═══ RECORD SET ═══

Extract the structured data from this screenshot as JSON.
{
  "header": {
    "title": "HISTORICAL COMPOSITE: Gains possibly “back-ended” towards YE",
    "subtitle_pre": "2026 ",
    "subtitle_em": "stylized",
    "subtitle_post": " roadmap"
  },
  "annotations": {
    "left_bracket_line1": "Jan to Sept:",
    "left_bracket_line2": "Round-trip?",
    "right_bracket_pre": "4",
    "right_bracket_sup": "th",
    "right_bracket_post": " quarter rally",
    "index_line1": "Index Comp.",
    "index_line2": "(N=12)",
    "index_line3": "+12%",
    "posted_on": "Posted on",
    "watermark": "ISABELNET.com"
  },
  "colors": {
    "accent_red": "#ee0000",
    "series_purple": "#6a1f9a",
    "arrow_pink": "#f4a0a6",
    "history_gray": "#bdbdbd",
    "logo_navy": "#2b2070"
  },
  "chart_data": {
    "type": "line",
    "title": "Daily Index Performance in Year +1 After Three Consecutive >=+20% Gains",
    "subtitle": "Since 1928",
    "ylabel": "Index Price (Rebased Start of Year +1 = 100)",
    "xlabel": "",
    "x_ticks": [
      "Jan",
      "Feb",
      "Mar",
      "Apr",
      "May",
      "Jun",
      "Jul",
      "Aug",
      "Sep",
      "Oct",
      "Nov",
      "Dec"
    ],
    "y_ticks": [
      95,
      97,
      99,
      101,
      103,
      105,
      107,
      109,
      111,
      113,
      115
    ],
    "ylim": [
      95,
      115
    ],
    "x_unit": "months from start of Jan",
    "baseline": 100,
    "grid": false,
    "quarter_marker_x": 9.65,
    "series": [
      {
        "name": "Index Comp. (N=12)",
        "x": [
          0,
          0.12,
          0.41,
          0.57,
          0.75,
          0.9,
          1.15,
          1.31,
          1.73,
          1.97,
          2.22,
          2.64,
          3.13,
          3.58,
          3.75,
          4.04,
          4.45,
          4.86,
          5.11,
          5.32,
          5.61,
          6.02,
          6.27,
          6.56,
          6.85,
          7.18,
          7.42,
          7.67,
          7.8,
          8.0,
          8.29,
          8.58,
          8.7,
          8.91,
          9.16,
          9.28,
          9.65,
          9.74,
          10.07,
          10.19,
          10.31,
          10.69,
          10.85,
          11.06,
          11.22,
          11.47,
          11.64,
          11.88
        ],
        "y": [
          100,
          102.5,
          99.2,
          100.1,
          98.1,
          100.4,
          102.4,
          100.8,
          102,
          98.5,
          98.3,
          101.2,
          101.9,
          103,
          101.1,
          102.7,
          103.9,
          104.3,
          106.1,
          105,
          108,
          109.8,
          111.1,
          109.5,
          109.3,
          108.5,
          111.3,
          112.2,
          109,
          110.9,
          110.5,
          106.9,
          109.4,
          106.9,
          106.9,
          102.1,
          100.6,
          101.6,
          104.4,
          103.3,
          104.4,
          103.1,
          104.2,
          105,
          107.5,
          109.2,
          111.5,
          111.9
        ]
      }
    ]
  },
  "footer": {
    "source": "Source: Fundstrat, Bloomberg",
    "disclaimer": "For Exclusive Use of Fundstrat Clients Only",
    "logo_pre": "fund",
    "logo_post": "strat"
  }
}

═══

• STATED PROBLEM:
Reproduce the listing above word for word.

• FINAL RESULT:
Extract the structured data from this screenshot as JSON.
{
  "header": {
    "title": "HISTORICAL COMPOSITE: Gains possibly “back-ended” towards YE",
    "subtitle_pre": "2026 ",
    "subtitle_em": "stylized",
    "subtitle_post": " roadmap"
  },
  "annotations": {
    "left_bracket_line1": "Jan to Sept:",
    "left_bracket_line2": "Round-trip?",
    "right_bracket_pre": "4",
    "right_bracket_sup": "th",
    "right_bracket_post": " quarter rally",
    "index_line1": "Index Comp.",
    "index_line2": "(N=12)",
    "index_line3": "+12%",
    "posted_on": "Posted on",
    "watermark": "ISABELNET.com"
  },
  "colors": {
    "accent_red": "#ee0000",
    "series_purple": "#6a1f9a",
    "arrow_pink": "#f4a0a6",
    "history_gray": "#bdbdbd",
    "logo_navy": "#2b2070"
  },
  "chart_data": {
    "type": "line",
    "title": "Daily Index Performance in Year +1 After Three Consecutive >=+20% Gains",
    "subtitle": "Since 1928",
    "ylabel": "Index Price (Rebased Start of Year +1 = 100)",
    "xlabel": "",
    "x_ticks": [
      "Jan",
      "Feb",
      "Mar",
      "Apr",
      "May",
      "Jun",
      "Jul",
      "Aug",
      "Sep",
      "Oct",
      "Nov",
      "Dec"
    ],
    "y_ticks": [
      95,
      97,
      99,
      101,
      103,
      105,
      107,
      109,
      111,
      113,
      115
    ],
    "ylim": [
      95,
      115
    ],
    "x_unit": "months from start of Jan",
    "baseline": 100,
    "grid": false,
    "quarter_marker_x": 9.65,
    "series": [
      {
        "name": "Index Comp. (N=12)",
        "x": [
          0,
          0.12,
          0.41,
          0.57,
          0.75,
          0.9,
          1.15,
          1.31,
          1.73,
          1.97,
          2.22,
          2.64,
          3.13,
          3.58,
          3.75,
          4.04,
          4.45,
          4.86,
          5.11,
          5.32,
          5.61,
          6.02,
          6.27,
          6.56,
          6.85,
          7.18,
          7.42,
          7.67,
          7.8,
          8.0,
          8.29,
          8.58,
          8.7,
          8.91,
          9.16,
          9.28,
          9.65,
          9.74,
          10.07,
          10.19,
          10.31,
          10.69,
          10.85,
          11.06,
          11.22,
          11.47,
          11.64,
          11.88
        ],
        "y": [
          100,
          102.5,
          99.2,
          100.1,
          98.1,
          100.4,
          102.4,
          100.8,
          102,
          98.5,
          98.3,
          101.2,
          101.9,
          103,
          101.1,
          102.7,
          103.9,
          104.3,
          106.1,
          105,
          108,
          109.8,
          111.1,
          109.5,
          109.3,
          108.5,
          111.3,
          112.2,
          109,
          110.9,
          110.5,
          106.9,
          109.4,
          106.9,
          106.9,
          102.1,
          100.6,
          101.6,
          104.4,
          103.3,
          104.4,
          103.1,
          104.2,
          105,
          107.5,
          109.2,
          111.5,
          111.9
        ]
      }
    ]
  },
  "footer": {
    "source": "Source: Fundstrat, Bloomberg",
    "disclaimer": "For Exclusive Use of Fundstrat Clients Only",
    "logo_pre": "fund",
    "logo_post": "strat"
  }
}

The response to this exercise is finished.